TASK DESCRIPTION: Search the entries below. Return every line that has "品质主管" in it.

EXERCISE INPUTS:
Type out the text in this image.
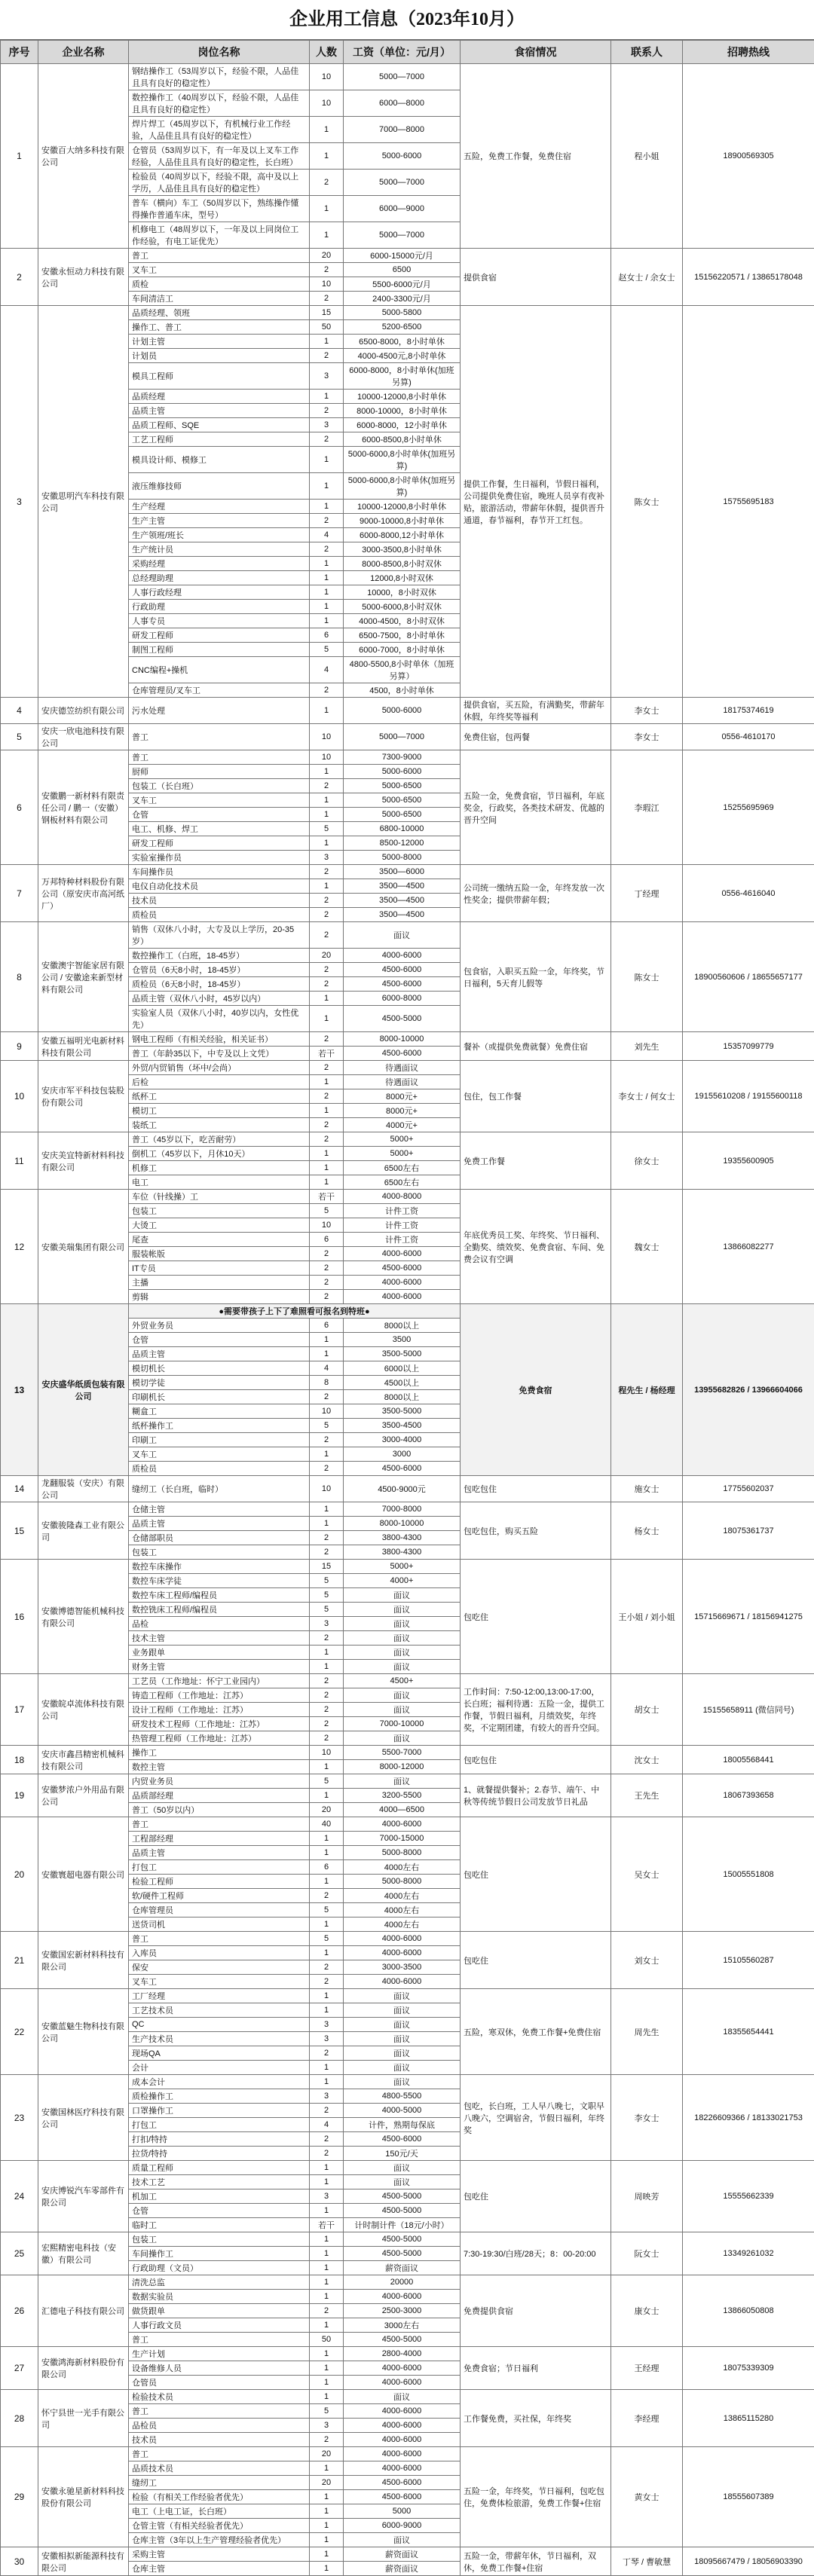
企业用工信息（2023年10月）
序号	企业名称	岗位名称	人数	工资（单位：元/月）	食宿情况	联系人	招聘热线
1	安徽百大纳多科技有限公司	钢结操作工（53周岁以下，经验不限，人品佳且具有良好的稳定性）	10	5000—7000	五险，免费工作餐，免费住宿	程小姐	18900569305
		数控操作工（40周岁以下，经验不限，人品佳且具有良好的稳定性）	10	6000—8000			
		焊片焊工（45周岁以下，有机械行业工作经验，人品佳且具有良好的稳定性）	1	7000—8000			
		仓管员（53周岁以下，有一年及以上叉车工作经验，人品佳且具有良好的稳定性，长白班）	1	5000-6000			
		检验员（40周岁以下，经验不限，高中及以上学历，人品佳且具有良好的稳定性）	2	5000—7000			
		普车（横向）车工（50周岁以下，熟练操作懂得操作普通车床，型号）	1	6000—9000			
		机修电工（48周岁以下，一年及以上同岗位工作经验，有电工证优先）	1	5000—7000			
2	安徽永恒动力科技有限公司	普工	20	6000-15000元/月	提供食宿	赵女士 / 余女士	15156220571 / 13865178048
		叉车工	2	6500			
		质检	10	5500-6000元/月			
		车间清洁工	2	2400-3300元/月			
3	安徽思明汽车科技有限公司	品质经理、领班	15	5000-5800	提供工作餐，生日福利，节假日福利，公司提供免费住宿，晚班人员享有夜补贴，旅游活动，带薪年休假，提供晋升通道，春节福利，春节开工红包。	陈女士	15755695183
		操作工、普工	50	5200-6500			
		计划主管	1	6500-8000，8小时单休			
		计划员	2	4000-4500元,8小时单休			
		模具工程师	3	6000-8000，8小时单休(加班另算)			
		品质经理	1	10000-12000,8小时单休			
		品质主管	2	8000-10000，8小时单休			
		品质工程师、SQE	3	6000-8000，12小时单休			
		工艺工程师	2	6000-8500,8小时单休			
		模具设计师、模修工	1	5000-6000,8小时单休(加班另算)			
		液压维修技师	1	5000-6000,8小时单休(加班另算)			
		生产经理	1	10000-12000,8小时单休			
		生产主管	2	9000-10000,8小时单休			
		生产领班/班长	4	6000-8000,12小时单休			
		生产统计员	2	3000-3500,8小时单休			
		采购经理	1	8000-8500,8小时双休			
		总经理助理	1	12000,8小时双休			
		人事行政经理	1	10000，8小时双休			
		行政助理	1	5000-6000,8小时双休			
		人事专员	1	4000-4500，8小时双休			
		研发工程师	6	6500-7500，8小时单休			
		制图工程师	5	6000-7000，8小时单休			
		CNC编程+操机	4	4800-5500,8小时单休（加班另算）			
		仓库管理员/叉车工	2	4500，8小时单休			
4	安庆德笠纺织有限公司	污水处理	1	5000-6000	提供食宿，买五险，有满勤奖，带薪年休假，年终奖等福利	李女士	18175374619
5	安庆一欣电池科技有限公司	普工	10	5000—7000	免费住宿，包两餐	李女士	0556-4610170
6	安徽鹏一新材料有限责任公司 / 鹏一（安徽）钢板材料有限公司	普工	10	7300-9000	五险一金，免费食宿，节日福利，年底奖金，行政奖，各类技术研发、优越的晋升空间	李瑕江	15255695969
		厨师	1	5000-6000			
		包装工（长白班）	2	5000-6500			
		叉车工	1	5000-6500			
		仓管	1	5000-6500			
		电工、机修、焊工	5	6800-10000			
		研发工程师	1	8500-12000			
		实验室操作员	3	5000-8000			
7	万邦特种材料股份有限公司（原安庆市高河纸厂）	车间操作员	2	3500—6000	公司统一缴纳五险一金，年终发放一次性奖金；提供带薪年假；	丁经理	0556-4616040
		电仪自动化技术员	1	3500—4500			
		技术员	2	3500—4500			
		质检员	2	3500—4500			
8	安徽澳宇智能家居有限公司 / 安徽途来新型材料有限公司	销售（双休八小时，大专及以上学历，20-35岁）	2	面议	包食宿，入职买五险一金，年终奖，节日福利，5天育儿假等	陈女士	18900560606 / 18655657177
		数控操作工（白班，18-45岁）	20	4000-6000			
		仓管员（6天8小时，18-45岁）	2	4500-6000			
		质检员（6天8小时，18-45岁）	2	4500-6000			
		品质主管（双休八小时，45岁以内）	1	6000-8000			
		实验室人员（双休八小时，40岁以内，女性优先）	1	4500-5000			
9	安徽五福明光电新材料科技有限公司	钢电工程师（有相关经验，相关证书）	2	8000-10000	餐补（或提供免费就餐）免费住宿	刘先生	15357099779
		普工（年龄35以下，中专及以上文凭）	若干	4500-6000			
10	安庆市军平科技包装股份有限公司	外贸/内贸销售（坏中/会尚）	2	待遇面议	包住，包工作餐	李女士 / 何女士	19155610208 / 19155600118
		后检	1	待遇面议			
		纸杯工	2	8000元+			
		模切工	1	8000元+			
		装纸工	2	4000元+			
11	安庆美宜特新材料科技有限公司	普工（45岁以下，吃苦耐劳）	2	5000+	免费工作餐	徐女士	19355600905
		倒机工（45岁以下，月休10天）	1	5000+			
		机修工	1	6500左右			
		电工	1	6500左右			
12	安徽美瑞集团有限公司	车位（针线操）工	若干	4000-8000	年底优秀员工奖、年终奖、节日福利、全勤奖、绩效奖、免费食宿、车间、免费会议有空调	魏女士	13866082277
		包装工	5	计件工资			
		大烫工	10	计件工资			
		尾查	6	计件工资			
		服装帐版	2	4000-6000			
		IT专员	2	4500-6000			
		主播	2	4000-6000			
		剪辑	2	4000-6000			
13	安庆盛华纸质包装有限公司	●需要带孩子上下了难照看可报名到特班●			免费食宿	程先生 / 杨经理	13955682826 / 13966604066
		外贸业务员	6	8000以上			
		仓管	1	3500			
		品质主管	1	3500-5000			
		模切机长	4	6000以上			
		模切学徒	8	4500以上			
		印刷机长	2	8000以上			
		糊盒工	10	3500-5000			
		纸杯操作工	5	3500-4500			
		印刷工	2	3000-4000			
		叉车工	1	3000			
		质检员	2	4500-6000			
14	龙翻服装（安庆）有限公司	缝纫工（长白班，临时）	10	4500-9000元	包吃包住	施女士	17755602037
15	安徽骏隆森工业有限公司	仓储主管	1	7000-8000	包吃包住，购买五险	杨女士	18075361737
		品质主管	1	8000-10000			
		仓储部职员	2	3800-4300			
		包装工	2	3800-4300			
16	安徽博德智能机械科技有限公司	数控车床操作	15	5000+	包吃住	王小姐 / 刘小姐	15715669671 / 18156941275
		数控车床学徒	5	4000+			
		数控车床工程师/编程员	5	面议			
		数控铣床工程师/编程员	5	面议			
		品检	3	面议			
		技术主管	2	面议			
		业务跟单	1	面议			
		财务主管	1	面议			
17	安徽皖卓流体科技有限公司	工艺员（工作地址：怀宁工业园内）	2	4500+	工作时间：7:50-12:00,13:00-17:00，长白班；福利待遇：五险一金，提供工作餐，节假日福利，月绩效奖，年终奖，不定期团建，有较大的晋升空间。	胡女士	15155658911 (微信同号)
		铸造工程师（工作地址：江苏）	2	面议			
		设计工程师（工作地址：江苏）	2	面议			
		研发技术工程师（工作地址：江苏）	2	7000-10000			
		热管理工程师（工作地址：江苏）	2	面议			
18	安庆市鑫昌精密机械科技有限公司	操作工	10	5500-7000	包吃包住	沈女士	18005568441
		数控主管	1	8000-12000			
19	安徽梦浓户外用品有限公司	内贸业务员	5	面议	1、就餐提供餐补；2.春节、端午、中秋等传统节假日公司发放节日礼品	王先生	18067393658
		品质部经理	1	3200-5500			
		普工（50岁以内）	20	4000—6500			
20	安徽寰超电器有限公司	普工	40	4000-6000	包吃住	吴女士	15005551808
		工程部经理	1	7000-15000			
		品质主管	1	5000-8000			
		打包工	6	4000左右			
		检验工程师	1	5000-8000			
		软/硬件工程师	2	4000左右			
		仓库管理员	5	4000左右			
		送货司机	1	4000左右			
21	安徽国宏新材料科技有限公司	普工	5	4000-6000	包吃住	刘女士	15105560287
		入库员	1	4000-6000			
		保安	2	3000-3500			
		叉车工	2	4000-6000			
22	安徽蓝魅生物科技有限公司	工厂经理	1	面议	五险，寒双休，免费工作餐+免费住宿	周先生	18355654441
		工艺技术员	1	面议			
		QC	3	面议			
		生产技术员	3	面议			
		现场QA	2	面议			
		会计	1	面议			
23	安徽国林医疗科技有限公司	成本会计	1	面议	包吃，长白班，工人早八晚七，文职早八晚六，空调宿舍，节假日福利，年终奖	李女士	18226609366 / 18133021753
		质检操作工	3	4800-5500			
		口罩操作工	2	4000-5000			
		打包工	4	计件，熟期每保底			
		打扣/特持	2	4500-6000			
		拉货/特持	2	150元/天			
24	安庆博锐汽车零部件有限公司	质量工程师	1	面议	包吃住	周映芳	15555662339
		技术工艺	1	面议			
		机加工	3	4500-5000			
		仓管	1	4500-5000			
		临时工	若干	计时制计件（18元/小时）			
25	宏熙精密电科技（安徽）有限公司	包装工	1	4500-5000	7:30-19:30/白班/28天；8：00-20:00	阮女士	13349261032
		车间操作工	1	4500-5000			
		行政助理（文员）	1	薪资面议			
26	汇德电子科技有限公司	清洗总监	1	20000	免费提供食宿	康女士	13866050808
		数据实验员	1	4000-6000			
		做货跟单	2	2500-3000			
		人事行政文员	1	3000左右			
		普工	50	4500-5000			
27	安徽鸿海新材料股份有限公司	生产计划	1	2800-4000	免费食宿；节日福利	王经理	18075339309
		设备维修人员	1	4000-6000			
		仓管员	1	4000-6000			
28	怀宁县世一光手有限公司	检验技术员	1	面议	工作餐免费，买社保，年终奖	李经理	13865115280
		普工	5	4000-6000			
		品检员	3	4000-6000			
		技术员	2	4000-6000			
29	安徽永驰星新材料科技股份有限公司	普工	20	4000-6000	五险一金，年终奖，节日福利，包吃包住，免费体检旅游，免费工作餐+住宿	黄女士	18555607389
		品质技术员	1	4000-6000			
		缝纫工	20	4500-6000			
		检验（有相关工作经验者优先）	1	4500-6000			
		电工（上电工证，长白班）	1	5000			
		仓管主管（有相关经验者优先）	1	6000-9000			
		仓库主管（3年以上生产管理经验者优先）	1	面议			
30	安徽相拟新能源科技有限公司	采购主管	1	薪资面议	五险一金，带薪年休，节日福利，双休，免费工作餐+住宿	丁琴 / 曹敏慧	18095667479 / 18056903390
		仓库主管	1	薪资面议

REPLY TO THE EXERCISE:
		品质主管	2	8000-10000，8小时单休			
		品质主管（双休八小时，45岁以内）	1	6000-8000			
		品质主管	1	3500-5000			
		品质主管	1	8000-10000			
		品质主管	1	5000-8000			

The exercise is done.